◆ Task objective ◆
State the number of lines below in which the word "What" appears. Nothing else belongs in the answer.

Figure collection entries:
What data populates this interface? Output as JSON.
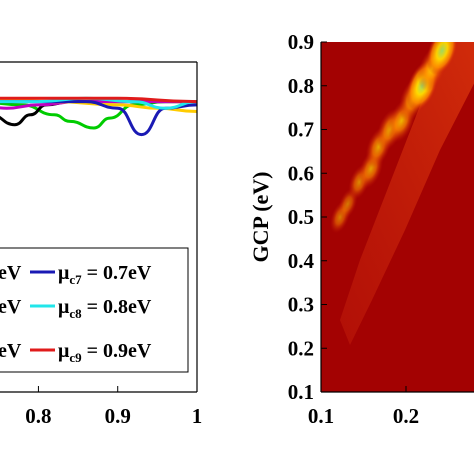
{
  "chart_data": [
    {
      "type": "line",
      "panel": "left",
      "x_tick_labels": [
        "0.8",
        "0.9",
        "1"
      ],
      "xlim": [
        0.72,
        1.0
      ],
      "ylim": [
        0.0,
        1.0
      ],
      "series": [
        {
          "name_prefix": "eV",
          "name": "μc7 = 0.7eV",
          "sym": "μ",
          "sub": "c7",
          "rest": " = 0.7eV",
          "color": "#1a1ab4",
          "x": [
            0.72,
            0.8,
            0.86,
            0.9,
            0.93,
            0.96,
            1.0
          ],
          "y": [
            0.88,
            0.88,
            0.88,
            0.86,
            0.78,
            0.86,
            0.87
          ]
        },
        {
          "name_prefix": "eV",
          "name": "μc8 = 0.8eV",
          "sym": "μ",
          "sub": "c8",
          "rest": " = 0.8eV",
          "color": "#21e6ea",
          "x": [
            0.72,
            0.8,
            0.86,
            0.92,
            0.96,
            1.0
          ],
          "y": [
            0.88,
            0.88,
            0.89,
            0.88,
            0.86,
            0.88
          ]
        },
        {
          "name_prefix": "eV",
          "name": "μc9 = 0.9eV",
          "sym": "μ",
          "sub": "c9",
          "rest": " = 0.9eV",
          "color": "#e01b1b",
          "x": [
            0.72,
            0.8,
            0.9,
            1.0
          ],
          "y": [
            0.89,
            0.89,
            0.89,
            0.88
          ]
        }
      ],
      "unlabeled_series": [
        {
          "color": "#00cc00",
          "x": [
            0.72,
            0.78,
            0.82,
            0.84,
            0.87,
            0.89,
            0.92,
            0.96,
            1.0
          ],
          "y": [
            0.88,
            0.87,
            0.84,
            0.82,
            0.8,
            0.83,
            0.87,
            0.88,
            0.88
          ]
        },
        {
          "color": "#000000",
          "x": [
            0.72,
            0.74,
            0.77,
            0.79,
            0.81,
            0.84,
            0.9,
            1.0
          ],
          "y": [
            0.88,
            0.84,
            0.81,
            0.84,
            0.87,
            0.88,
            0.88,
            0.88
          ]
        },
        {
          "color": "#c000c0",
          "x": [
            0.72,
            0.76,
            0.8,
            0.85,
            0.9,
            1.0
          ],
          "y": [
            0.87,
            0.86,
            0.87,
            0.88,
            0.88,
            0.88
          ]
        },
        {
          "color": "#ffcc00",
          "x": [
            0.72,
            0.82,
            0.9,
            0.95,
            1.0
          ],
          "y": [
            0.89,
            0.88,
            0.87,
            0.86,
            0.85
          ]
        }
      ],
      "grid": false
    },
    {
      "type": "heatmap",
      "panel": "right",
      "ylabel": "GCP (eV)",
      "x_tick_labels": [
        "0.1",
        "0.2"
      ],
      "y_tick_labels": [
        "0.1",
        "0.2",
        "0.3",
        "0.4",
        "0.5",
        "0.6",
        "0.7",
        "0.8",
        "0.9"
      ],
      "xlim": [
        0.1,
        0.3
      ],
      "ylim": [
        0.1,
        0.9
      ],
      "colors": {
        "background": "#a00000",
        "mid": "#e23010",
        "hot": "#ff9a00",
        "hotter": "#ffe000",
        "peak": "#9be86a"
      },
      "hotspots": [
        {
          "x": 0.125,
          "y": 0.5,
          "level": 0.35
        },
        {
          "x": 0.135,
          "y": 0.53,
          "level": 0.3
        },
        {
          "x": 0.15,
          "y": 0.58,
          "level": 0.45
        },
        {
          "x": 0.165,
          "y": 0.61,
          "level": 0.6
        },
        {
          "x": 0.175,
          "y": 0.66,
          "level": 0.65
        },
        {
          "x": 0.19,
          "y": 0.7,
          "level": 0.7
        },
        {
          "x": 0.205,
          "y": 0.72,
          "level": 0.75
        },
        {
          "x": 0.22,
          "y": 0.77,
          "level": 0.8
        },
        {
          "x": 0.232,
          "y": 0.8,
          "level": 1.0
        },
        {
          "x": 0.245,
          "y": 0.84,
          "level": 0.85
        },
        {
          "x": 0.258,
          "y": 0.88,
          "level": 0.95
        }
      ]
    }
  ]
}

...

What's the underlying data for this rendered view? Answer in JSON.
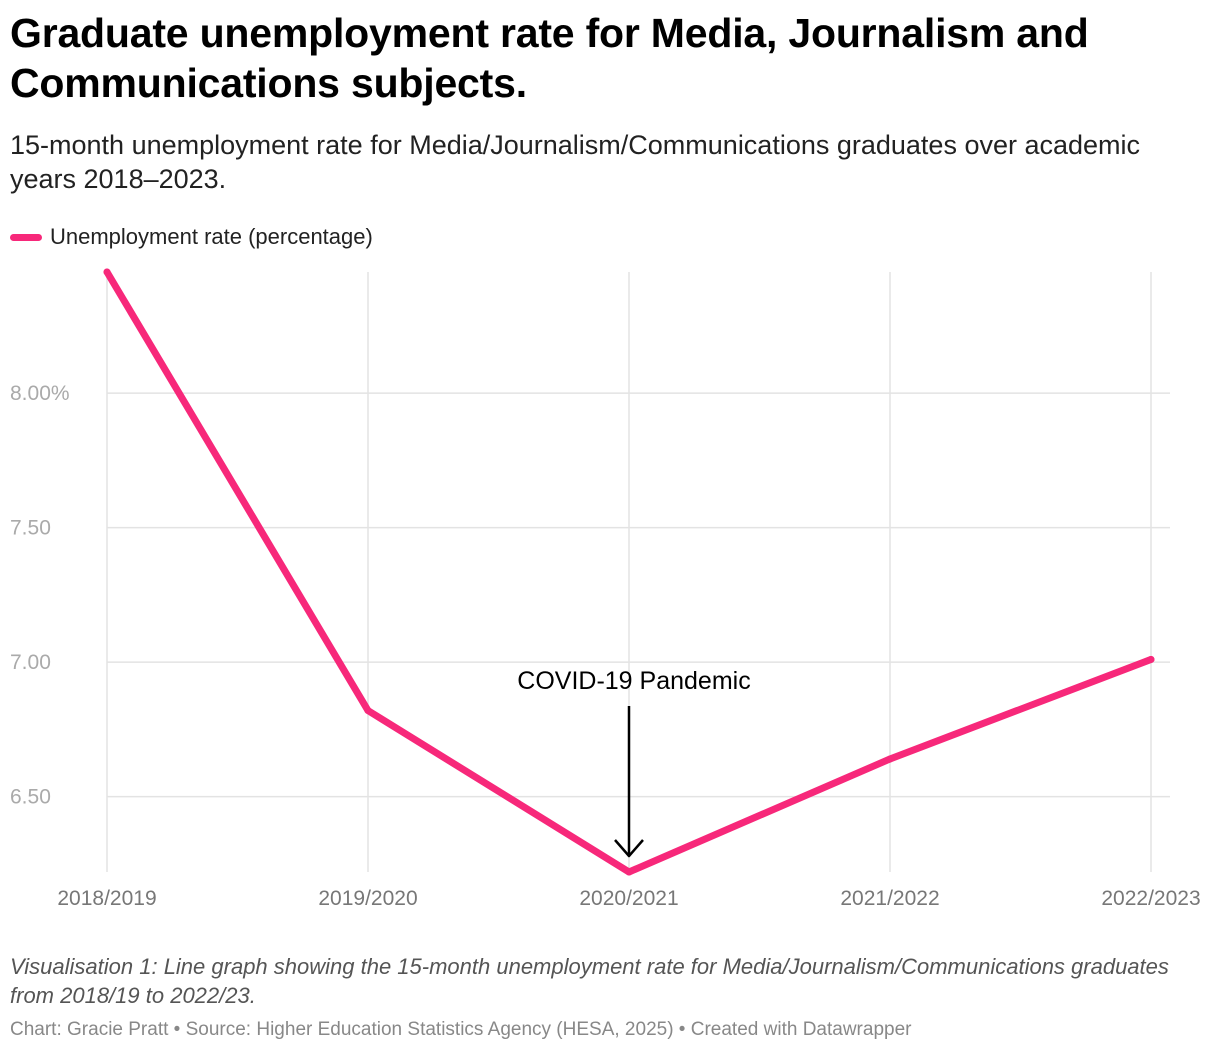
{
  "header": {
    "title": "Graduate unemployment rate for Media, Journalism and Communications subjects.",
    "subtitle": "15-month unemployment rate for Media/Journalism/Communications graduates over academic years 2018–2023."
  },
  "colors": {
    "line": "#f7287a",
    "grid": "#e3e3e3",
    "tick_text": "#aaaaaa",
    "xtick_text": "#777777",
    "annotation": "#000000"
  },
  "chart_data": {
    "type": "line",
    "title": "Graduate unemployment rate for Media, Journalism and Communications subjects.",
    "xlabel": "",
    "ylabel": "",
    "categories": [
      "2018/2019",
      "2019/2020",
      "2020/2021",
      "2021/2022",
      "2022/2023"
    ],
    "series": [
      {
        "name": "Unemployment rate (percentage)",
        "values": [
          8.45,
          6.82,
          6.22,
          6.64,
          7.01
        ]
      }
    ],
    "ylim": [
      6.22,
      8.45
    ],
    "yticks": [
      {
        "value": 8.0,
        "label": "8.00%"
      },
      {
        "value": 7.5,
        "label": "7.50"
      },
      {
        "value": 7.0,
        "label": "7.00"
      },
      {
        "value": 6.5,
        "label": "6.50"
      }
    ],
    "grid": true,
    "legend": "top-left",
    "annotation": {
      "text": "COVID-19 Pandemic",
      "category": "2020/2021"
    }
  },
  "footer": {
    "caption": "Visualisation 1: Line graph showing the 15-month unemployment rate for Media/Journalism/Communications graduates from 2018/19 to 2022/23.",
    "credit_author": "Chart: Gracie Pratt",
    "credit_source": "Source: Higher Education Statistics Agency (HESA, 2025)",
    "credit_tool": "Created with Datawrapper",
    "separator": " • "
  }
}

◆ Correct result ◆
2